# DIRECTION
Each line from the one that holds "Decode this image" to the end of the records is to be retyped exactly. Pictures are not part of the copy.

# TASK DATA
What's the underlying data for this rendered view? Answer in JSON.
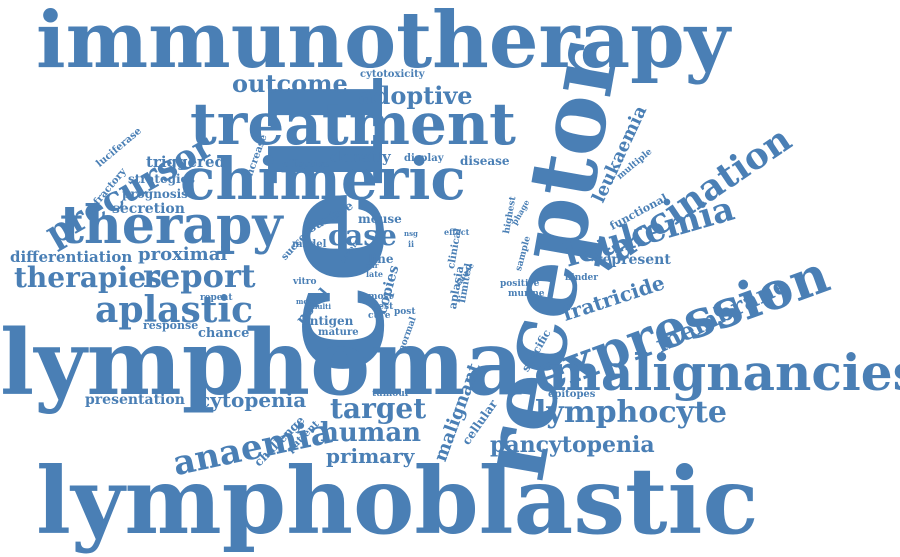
{
  "colors": {
    "word": "#4a7fb5",
    "background": "#ffffff"
  },
  "words": [
    {
      "id": "immunotherapy",
      "text": "immunotherapy"
    },
    {
      "id": "receptor",
      "text": "receptor"
    },
    {
      "id": "cell",
      "text": "cell"
    },
    {
      "id": "lymphoma",
      "text": "lymphoma"
    },
    {
      "id": "lymphoblastic",
      "text": "lymphoblastic"
    },
    {
      "id": "treatment",
      "text": "treatment"
    },
    {
      "id": "chimeric",
      "text": "chimeric"
    },
    {
      "id": "therapy",
      "text": "therapy"
    },
    {
      "id": "expression",
      "text": "expression"
    },
    {
      "id": "malignancies",
      "text": "malignancies"
    },
    {
      "id": "vaccination",
      "text": "vaccination"
    },
    {
      "id": "leukemia",
      "text": "leukemia"
    },
    {
      "id": "precursor",
      "text": "precursor"
    },
    {
      "id": "anaemia",
      "text": "anaemia"
    },
    {
      "id": "target",
      "text": "target"
    },
    {
      "id": "lymphocyte",
      "text": "lymphocyte"
    },
    {
      "id": "aplastic",
      "text": "aplastic"
    },
    {
      "id": "report",
      "text": "report"
    },
    {
      "id": "therapies",
      "text": "therapies"
    },
    {
      "id": "outcome",
      "text": "outcome"
    },
    {
      "id": "adoptive",
      "text": "adoptive"
    },
    {
      "id": "case",
      "text": "case"
    },
    {
      "id": "human",
      "text": "human"
    },
    {
      "id": "primary",
      "text": "primary"
    },
    {
      "id": "pancytopenia",
      "text": "pancytopenia"
    },
    {
      "id": "membrane",
      "text": "membrane"
    },
    {
      "id": "fratricide",
      "text": "fratricide"
    },
    {
      "id": "leukaemia",
      "text": "leukaemia"
    },
    {
      "id": "cytopenia",
      "text": "cytopenia"
    },
    {
      "id": "proximal",
      "text": "proximal"
    },
    {
      "id": "differentiation",
      "text": "differentiation"
    },
    {
      "id": "density",
      "text": "density"
    },
    {
      "id": "triggered",
      "text": "triggered"
    },
    {
      "id": "strategies",
      "text": "strategies"
    },
    {
      "id": "prognosis",
      "text": "prognosis"
    },
    {
      "id": "secretion",
      "text": "secretion"
    },
    {
      "id": "presentation",
      "text": "presentation"
    },
    {
      "id": "chance",
      "text": "chance"
    },
    {
      "id": "response",
      "text": "response"
    },
    {
      "id": "represent",
      "text": "represent"
    },
    {
      "id": "malignant",
      "text": "malignant"
    },
    {
      "id": "cellular",
      "text": "cellular"
    },
    {
      "id": "epitopes",
      "text": "epitopes"
    },
    {
      "id": "disease",
      "text": "disease"
    },
    {
      "id": "cytotoxicity",
      "text": "cytotoxicity"
    },
    {
      "id": "luciferase",
      "text": "luciferase"
    },
    {
      "id": "refractory",
      "text": "refractory"
    },
    {
      "id": "increase",
      "text": "increase"
    },
    {
      "id": "effective",
      "text": "effective"
    },
    {
      "id": "display",
      "text": "display"
    },
    {
      "id": "mouse",
      "text": "mouse"
    },
    {
      "id": "surface",
      "text": "surface"
    },
    {
      "id": "success",
      "text": "success"
    },
    {
      "id": "model",
      "text": "model"
    },
    {
      "id": "vitro",
      "text": "vitro"
    },
    {
      "id": "line",
      "text": "line"
    },
    {
      "id": "copies",
      "text": "copies"
    },
    {
      "id": "novel",
      "text": "novel"
    },
    {
      "id": "antigen",
      "text": "antigen"
    },
    {
      "id": "most",
      "text": "most"
    },
    {
      "id": "best",
      "text": "best"
    },
    {
      "id": "cure",
      "text": "cure"
    },
    {
      "id": "post",
      "text": "post"
    },
    {
      "id": "mature",
      "text": "mature"
    },
    {
      "id": "severe",
      "text": "severe"
    },
    {
      "id": "late",
      "text": "late"
    },
    {
      "id": "car",
      "text": "car"
    },
    {
      "id": "more",
      "text": "more"
    },
    {
      "id": "multi",
      "text": "multi"
    },
    {
      "id": "repeat",
      "text": "repeat"
    },
    {
      "id": "challenge",
      "text": "challenge"
    },
    {
      "id": "patient",
      "text": "patient"
    },
    {
      "id": "tumour",
      "text": "tumour"
    },
    {
      "id": "normal",
      "text": "normal"
    },
    {
      "id": "aplasia",
      "text": "aplasia"
    },
    {
      "id": "limited",
      "text": "limited"
    },
    {
      "id": "clinical",
      "text": "clinical"
    },
    {
      "id": "cause",
      "text": "cause"
    },
    {
      "id": "specific",
      "text": "specific"
    },
    {
      "id": "sample",
      "text": "sample"
    },
    {
      "id": "highest",
      "text": "highest"
    },
    {
      "id": "phage",
      "text": "phage"
    },
    {
      "id": "positive",
      "text": "positive"
    },
    {
      "id": "murine",
      "text": "murine"
    },
    {
      "id": "binder",
      "text": "binder"
    },
    {
      "id": "functional",
      "text": "functional"
    },
    {
      "id": "multiple",
      "text": "multiple"
    },
    {
      "id": "effect",
      "text": "effect"
    },
    {
      "id": "ii",
      "text": "ii"
    },
    {
      "id": "nsg",
      "text": "nsg"
    }
  ]
}
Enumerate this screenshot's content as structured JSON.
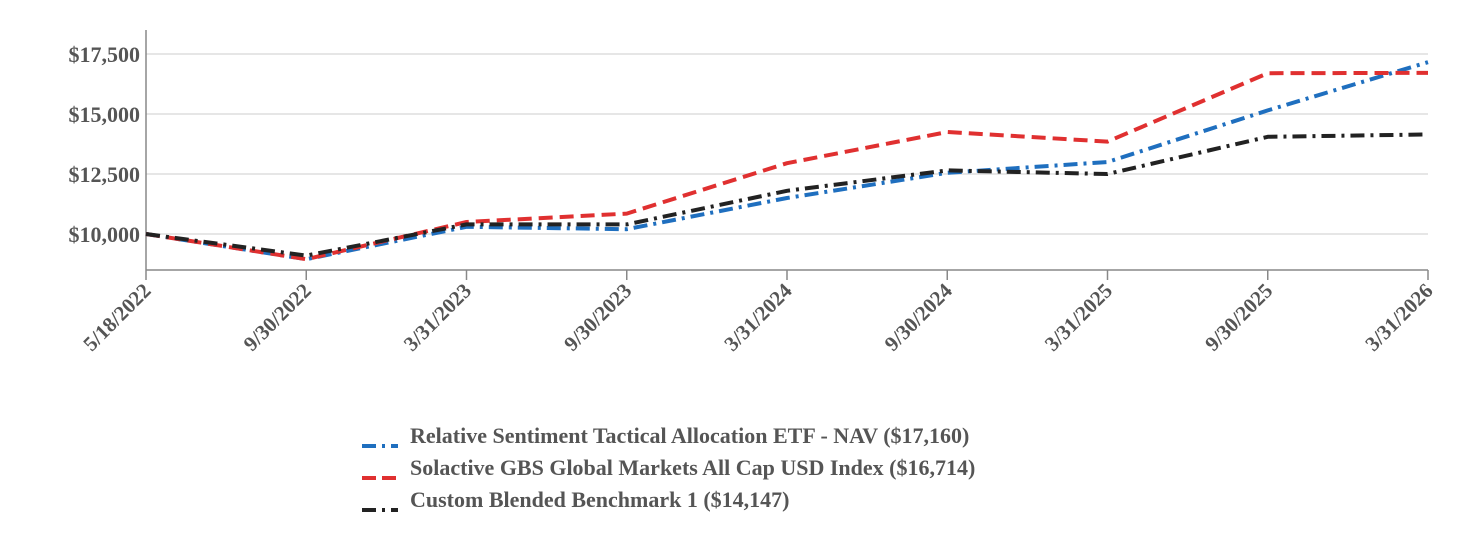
{
  "chart_data": {
    "type": "line",
    "title": "",
    "xlabel": "",
    "ylabel": "",
    "x": [
      "5/18/2022",
      "9/30/2022",
      "3/31/2023",
      "9/30/2023",
      "3/31/2024",
      "9/30/2024",
      "3/31/2025",
      "9/30/2025",
      "3/31/2026"
    ],
    "y_ticks": [
      "$10,000",
      "$12,500",
      "$15,000",
      "$17,500"
    ],
    "y_tick_values": [
      10000,
      12500,
      15000,
      17500
    ],
    "ylim": [
      8500,
      18500
    ],
    "grid": true,
    "legend_position": "bottom",
    "series": [
      {
        "name": "Relative Sentiment Tactical Allocation ETF - NAV ($17,160)",
        "color": "#1f6fbf",
        "dash": "dash-dot",
        "values": [
          10000,
          8950,
          10300,
          10200,
          11500,
          12550,
          13000,
          15150,
          17160
        ]
      },
      {
        "name": "Solactive GBS Global Markets All Cap USD Index ($16,714)",
        "color": "#e03030",
        "dash": "dash",
        "values": [
          10000,
          8950,
          10500,
          10850,
          12950,
          14250,
          13850,
          16700,
          16714
        ]
      },
      {
        "name": "Custom Blended Benchmark 1 ($14,147)",
        "color": "#222222",
        "dash": "dash-dot",
        "values": [
          10000,
          9100,
          10400,
          10400,
          11800,
          12650,
          12500,
          14050,
          14147
        ]
      }
    ]
  }
}
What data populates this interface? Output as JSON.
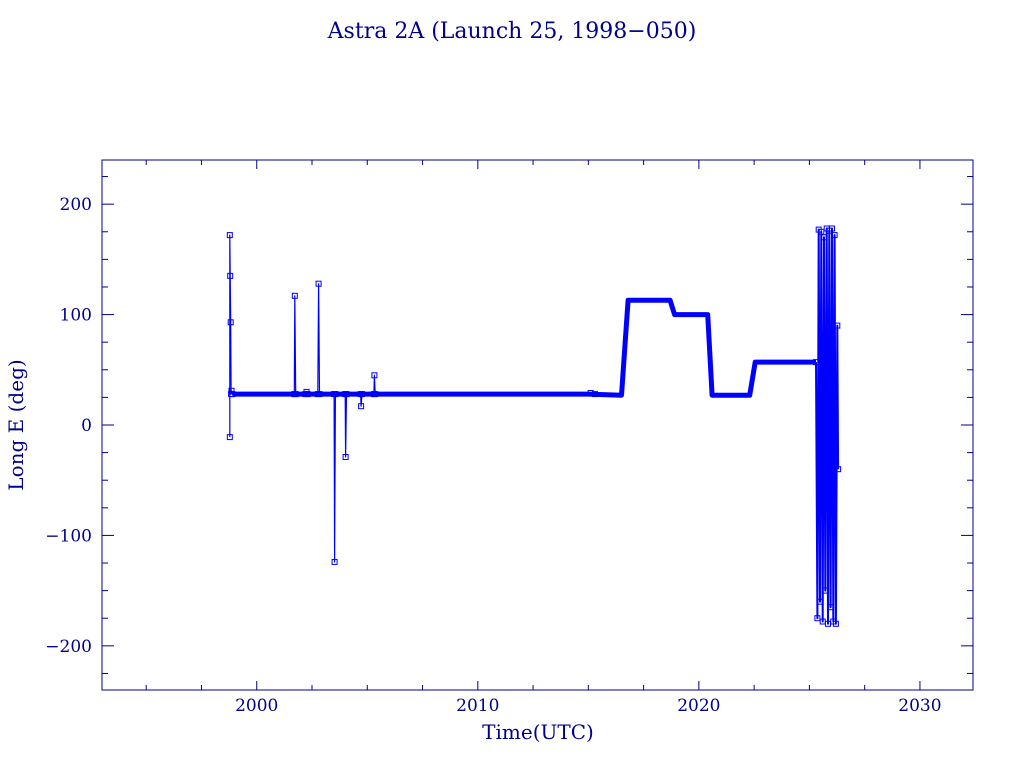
{
  "chart_data": {
    "type": "line",
    "title": "Astra 2A (Launch 25, 1998−050)",
    "xlabel": "Time(UTC)",
    "ylabel": "Long E (deg)",
    "xlim": [
      1993,
      2032.4
    ],
    "ylim": [
      -240,
      240
    ],
    "x_ticks": [
      2000,
      2010,
      2020,
      2030
    ],
    "x_tick_labels": [
      "2000",
      "2010",
      "2020",
      "2030"
    ],
    "y_ticks": [
      200,
      100,
      0,
      -100,
      -200
    ],
    "y_tick_labels": [
      "200",
      "100",
      "0",
      "−100",
      "−200"
    ],
    "grid": false,
    "colors": {
      "frame": "#00008b",
      "series": "#0000ff"
    },
    "series": [
      {
        "style": "thin-with-markers",
        "points": [
          [
            1998.78,
            -11
          ],
          [
            1998.78,
            172
          ],
          [
            1998.8,
            135
          ],
          [
            1998.82,
            93
          ],
          [
            1998.84,
            28
          ],
          [
            1998.86,
            31
          ],
          [
            1998.9,
            28
          ],
          [
            2001.7,
            28
          ],
          [
            2001.72,
            117
          ],
          [
            2001.76,
            28
          ],
          [
            2002.2,
            28
          ],
          [
            2002.25,
            30
          ],
          [
            2002.3,
            28
          ],
          [
            2002.76,
            28
          ],
          [
            2002.8,
            128
          ],
          [
            2002.84,
            28
          ],
          [
            2003.5,
            28
          ],
          [
            2003.52,
            -124
          ],
          [
            2003.56,
            28
          ],
          [
            2004.0,
            28
          ],
          [
            2004.02,
            -29
          ],
          [
            2004.06,
            28
          ],
          [
            2004.7,
            28
          ],
          [
            2004.72,
            17
          ],
          [
            2004.76,
            28
          ],
          [
            2005.3,
            28
          ],
          [
            2005.32,
            45
          ],
          [
            2005.36,
            28
          ],
          [
            2015.1,
            29
          ],
          [
            2015.3,
            28
          ]
        ]
      },
      {
        "style": "thick-line",
        "points": [
          [
            1998.9,
            28
          ],
          [
            2015.0,
            28
          ],
          [
            2016.5,
            27
          ],
          [
            2016.8,
            113
          ],
          [
            2018.7,
            113
          ],
          [
            2018.9,
            100
          ],
          [
            2020.4,
            100
          ],
          [
            2020.6,
            27
          ],
          [
            2022.3,
            27
          ],
          [
            2022.55,
            57
          ],
          [
            2025.3,
            57
          ]
        ]
      },
      {
        "style": "oscillating-band",
        "points": [
          [
            2025.3,
            57
          ],
          [
            2025.36,
            -175
          ],
          [
            2025.42,
            177
          ],
          [
            2025.48,
            -160
          ],
          [
            2025.54,
            175
          ],
          [
            2025.6,
            -178
          ],
          [
            2025.66,
            170
          ],
          [
            2025.72,
            -150
          ],
          [
            2025.78,
            178
          ],
          [
            2025.84,
            -180
          ],
          [
            2025.9,
            176
          ],
          [
            2025.96,
            -165
          ],
          [
            2026.02,
            178
          ],
          [
            2026.08,
            -178
          ],
          [
            2026.14,
            172
          ],
          [
            2026.2,
            -180
          ],
          [
            2026.26,
            90
          ],
          [
            2026.3,
            -40
          ]
        ]
      }
    ]
  }
}
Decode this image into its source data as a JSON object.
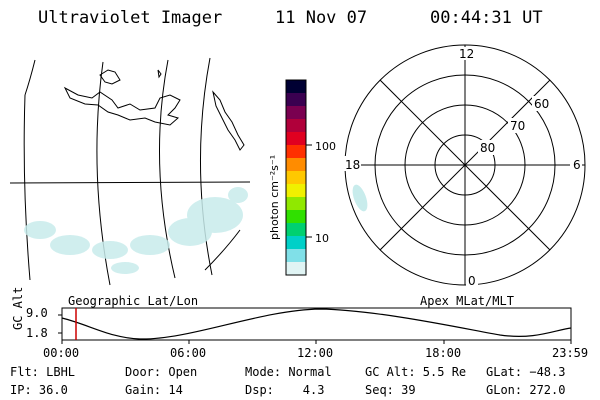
{
  "header": {
    "title": "Ultraviolet Imager",
    "date": "11 Nov 07",
    "time": "00:44:31 UT"
  },
  "colorbar": {
    "label": "photon cm⁻²s⁻¹",
    "ticks": [
      "100",
      "10"
    ],
    "colors": [
      "#000033",
      "#3a0050",
      "#7a0050",
      "#b0003a",
      "#e00020",
      "#ff3000",
      "#ff8c00",
      "#ffc800",
      "#f0f000",
      "#90e800",
      "#30e000",
      "#00d070",
      "#00d0c8",
      "#80e0e8",
      "#e0f4f4"
    ]
  },
  "polar": {
    "lat_labels": [
      "80",
      "70",
      "60"
    ],
    "mlt_labels": {
      "top": "12",
      "right": "6",
      "bottom": "0",
      "left": "18"
    }
  },
  "orbit": {
    "ylabel": "GC Alt",
    "yticks": [
      "9.0",
      "1.8"
    ],
    "left_title": "Geographic Lat/Lon",
    "right_title": "Apex MLat/MLT",
    "xticks": [
      "00:00",
      "06:00",
      "12:00",
      "18:00",
      "23:59"
    ],
    "marker_color": "#cc0000"
  },
  "info": {
    "row1": [
      "Flt: LBHL",
      "Door: Open",
      "Mode: Normal",
      "GC Alt: 5.5 Re",
      "GLat: −48.3"
    ],
    "row2": [
      "IP: 36.0",
      "Gain: 14",
      "Dsp:    4.3",
      "Seq: 39",
      "GLon: 272.0"
    ]
  }
}
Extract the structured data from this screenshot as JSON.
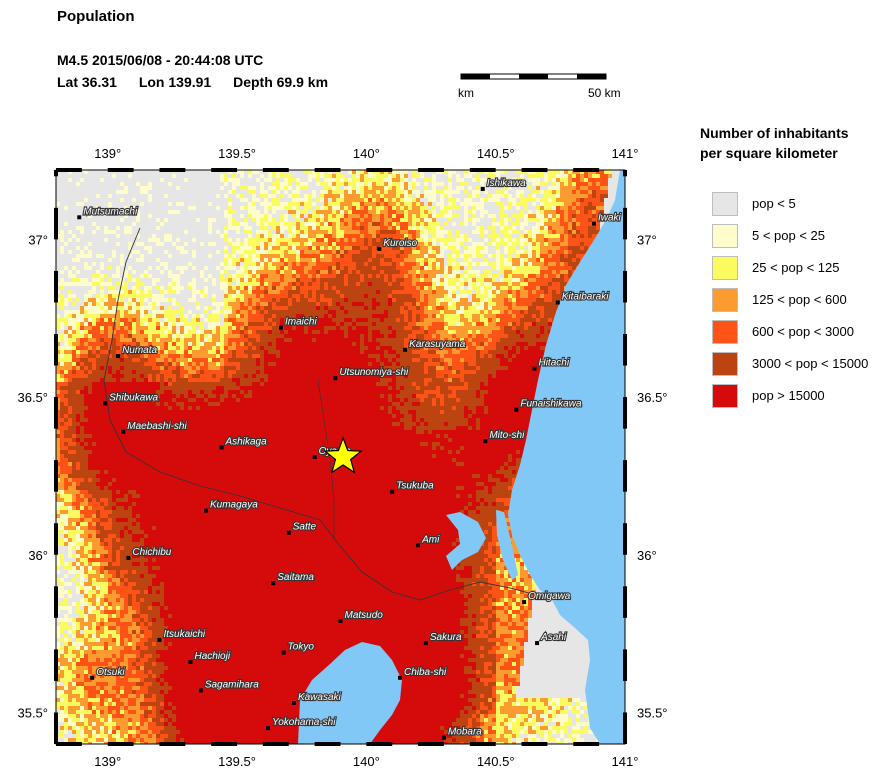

# RESULT OF THIS EXERCISE
Decode this image into its source data as a JSON object.
{
  "header": {
    "title": "Ultraviolet Imager",
    "date": "11 Nov 07",
    "time": "00:44:31 UT"
  },
  "colorbar": {
    "label": "photon cm⁻²s⁻¹",
    "ticks": [
      "100",
      "10"
    ],
    "colors": [
      "#000033",
      "#3a0050",
      "#7a0050",
      "#b0003a",
      "#e00020",
      "#ff3000",
      "#ff8c00",
      "#ffc800",
      "#f0f000",
      "#90e800",
      "#30e000",
      "#00d070",
      "#00d0c8",
      "#80e0e8",
      "#e0f4f4"
    ]
  },
  "polar": {
    "lat_labels": [
      "80",
      "70",
      "60"
    ],
    "mlt_labels": {
      "top": "12",
      "right": "6",
      "bottom": "0",
      "left": "18"
    }
  },
  "orbit": {
    "ylabel": "GC Alt",
    "yticks": [
      "9.0",
      "1.8"
    ],
    "left_title": "Geographic Lat/Lon",
    "right_title": "Apex MLat/MLT",
    "xticks": [
      "00:00",
      "06:00",
      "12:00",
      "18:00",
      "23:59"
    ],
    "marker_color": "#cc0000"
  },
  "info": {
    "row1": [
      "Flt: LBHL",
      "Door: Open",
      "Mode: Normal",
      "GC Alt: 5.5 Re",
      "GLat: −48.3"
    ],
    "row2": [
      "IP: 36.0",
      "Gain: 14",
      "Dsp:    4.3",
      "Seq: 39",
      "GLon: 272.0"
    ]
  }
}
Extract the structured data from this screenshot as JSON.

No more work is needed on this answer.